### Passage for review
■ ■ ■ ■

What candle graphs show is a combination of both the path a stock is following (so its actual price) as well as the volatility (how much a stock is bouncing around in price) of a stock within a given time period, and then the volume of the stock traded within that time period is overlaid as a bar graph at the bottom of the chart.

As you can see, the price and volume indicators in the graph look like little double-ended candles with a wick on each end, and it is actually both the “wick” section as well as the “wax” section that communicate that volatility information to us.

What the ends of the “wax” sections of the candles show is the open and close price of the stock in the given time period. So in this case, if you look to the top left of the graph you’ll see a little “1m”, which means I have set the graph to show the candles in one minute time increments, but the cool thing is that you can set them to whatever you want – if you wanted to set the graph to five minute increments then you can do that. If you wanted to set it to ten minute increments then you can do that too – and so on and so forth.

So what the wax sections of these little candles show is what the stock price was at the open and close (so the beginning and the end) of each of these one minute time periods. Make sense?

What the “wick” sections of the candles show is the maximum and minimum prices the stock traded at within this time period.

Now a stock might have been at its lowest or highest at the open and/or the close of the time period, which means that there won’t be any wick section to show for that particular candle, so just remember, if you see a candle that’s missing a wick (or both wicks) that’s not an error, that’s just a candle where the open and/or the close number was the maximum or minimum in that time period.

■ ■ ■ ■

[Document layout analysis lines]

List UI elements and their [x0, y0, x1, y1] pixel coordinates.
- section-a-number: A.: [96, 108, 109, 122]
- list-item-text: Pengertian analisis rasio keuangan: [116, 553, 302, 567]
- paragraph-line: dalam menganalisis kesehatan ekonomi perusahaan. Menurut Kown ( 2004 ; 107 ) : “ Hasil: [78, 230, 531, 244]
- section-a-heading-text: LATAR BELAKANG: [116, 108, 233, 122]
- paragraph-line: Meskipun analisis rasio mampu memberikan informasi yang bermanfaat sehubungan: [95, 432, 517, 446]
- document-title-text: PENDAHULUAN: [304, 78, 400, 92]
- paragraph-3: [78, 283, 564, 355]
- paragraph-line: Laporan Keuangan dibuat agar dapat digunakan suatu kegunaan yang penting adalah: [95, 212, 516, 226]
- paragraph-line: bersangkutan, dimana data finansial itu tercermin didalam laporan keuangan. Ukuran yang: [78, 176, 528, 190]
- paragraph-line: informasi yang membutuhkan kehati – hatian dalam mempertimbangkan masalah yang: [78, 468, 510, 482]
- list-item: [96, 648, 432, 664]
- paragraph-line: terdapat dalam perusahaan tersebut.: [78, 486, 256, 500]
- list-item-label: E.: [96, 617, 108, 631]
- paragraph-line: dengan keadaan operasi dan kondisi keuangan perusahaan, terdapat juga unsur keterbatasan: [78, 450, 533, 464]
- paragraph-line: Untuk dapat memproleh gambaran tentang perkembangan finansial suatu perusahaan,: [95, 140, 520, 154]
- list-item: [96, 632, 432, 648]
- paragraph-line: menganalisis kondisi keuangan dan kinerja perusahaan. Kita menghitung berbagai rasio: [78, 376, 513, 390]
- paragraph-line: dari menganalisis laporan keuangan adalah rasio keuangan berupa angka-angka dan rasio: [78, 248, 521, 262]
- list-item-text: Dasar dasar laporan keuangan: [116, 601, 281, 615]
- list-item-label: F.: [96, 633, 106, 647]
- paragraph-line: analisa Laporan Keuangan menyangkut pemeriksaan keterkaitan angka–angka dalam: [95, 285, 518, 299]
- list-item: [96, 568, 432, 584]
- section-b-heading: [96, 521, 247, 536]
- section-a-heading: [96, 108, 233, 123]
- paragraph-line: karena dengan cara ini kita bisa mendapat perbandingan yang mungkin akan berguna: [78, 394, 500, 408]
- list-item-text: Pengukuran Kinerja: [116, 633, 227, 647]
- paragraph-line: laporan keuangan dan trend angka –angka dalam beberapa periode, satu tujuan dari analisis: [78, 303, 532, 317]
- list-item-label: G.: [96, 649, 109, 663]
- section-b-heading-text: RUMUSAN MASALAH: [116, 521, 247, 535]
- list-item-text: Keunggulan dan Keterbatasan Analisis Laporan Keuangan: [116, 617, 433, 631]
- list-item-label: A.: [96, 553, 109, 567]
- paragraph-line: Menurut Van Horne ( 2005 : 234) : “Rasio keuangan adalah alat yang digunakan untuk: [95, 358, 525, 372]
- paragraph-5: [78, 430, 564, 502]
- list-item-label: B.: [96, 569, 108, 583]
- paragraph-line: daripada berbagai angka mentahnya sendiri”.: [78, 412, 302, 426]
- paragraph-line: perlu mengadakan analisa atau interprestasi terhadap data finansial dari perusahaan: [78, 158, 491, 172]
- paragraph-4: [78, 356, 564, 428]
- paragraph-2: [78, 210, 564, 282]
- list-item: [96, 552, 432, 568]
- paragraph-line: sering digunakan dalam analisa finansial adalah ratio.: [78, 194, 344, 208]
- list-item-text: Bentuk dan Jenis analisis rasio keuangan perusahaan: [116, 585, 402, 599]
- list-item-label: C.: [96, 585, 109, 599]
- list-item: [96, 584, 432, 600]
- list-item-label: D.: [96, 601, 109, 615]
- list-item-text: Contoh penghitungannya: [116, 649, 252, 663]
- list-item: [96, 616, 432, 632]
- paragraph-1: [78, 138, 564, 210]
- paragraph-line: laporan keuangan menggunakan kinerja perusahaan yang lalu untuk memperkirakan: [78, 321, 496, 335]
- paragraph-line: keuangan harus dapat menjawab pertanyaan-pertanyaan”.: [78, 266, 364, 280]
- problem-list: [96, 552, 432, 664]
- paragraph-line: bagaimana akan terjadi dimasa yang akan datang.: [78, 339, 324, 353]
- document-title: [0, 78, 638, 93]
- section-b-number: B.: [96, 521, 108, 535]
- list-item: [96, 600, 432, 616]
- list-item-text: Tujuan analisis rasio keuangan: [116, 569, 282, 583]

■ ■ ■ ■

### Your task
Duplicate the full text on candle graphs word for word. The lines have no connection to the text about candle graphs.

### Result of this task
What candle graphs show is a combination of both the path a stock is following (so its actual price) as well as the volatility (how much a stock is bouncing around in price) of a stock within a given time period, and then the volume of the stock traded within that time period is overlaid as a bar graph at the bottom of the chart.

As you can see, the price and volume indicators in the graph look like little double-ended candles with a wick on each end, and it is actually both the “wick” section as well as the “wax” section that communicate that volatility information to us.

What the ends of the “wax” sections of the candles show is the open and close price of the stock in the given time period. So in this case, if you look to the top left of the graph you’ll see a little “1m”, which means I have set the graph to show the candles in one minute time increments, but the cool thing is that you can set them to whatever you want – if you wanted to set the graph to five minute increments then you can do that. If you wanted to set it to ten minute increments then you can do that too – and so on and so forth.

So what the wax sections of these little candles show is what the stock price was at the open and close (so the beginning and the end) of each of these one minute time periods. Make sense?

What the “wick” sections of the candles show is the maximum and minimum prices the stock traded at within this time period.

Now a stock might have been at its lowest or highest at the open and/or the close of the time period, which means that there won’t be any wick section to show for that particular candle, so just remember, if you see a candle that’s missing a wick (or both wicks) that’s not an error, that’s just a candle where the open and/or the close number was the maximum or minimum in that time period.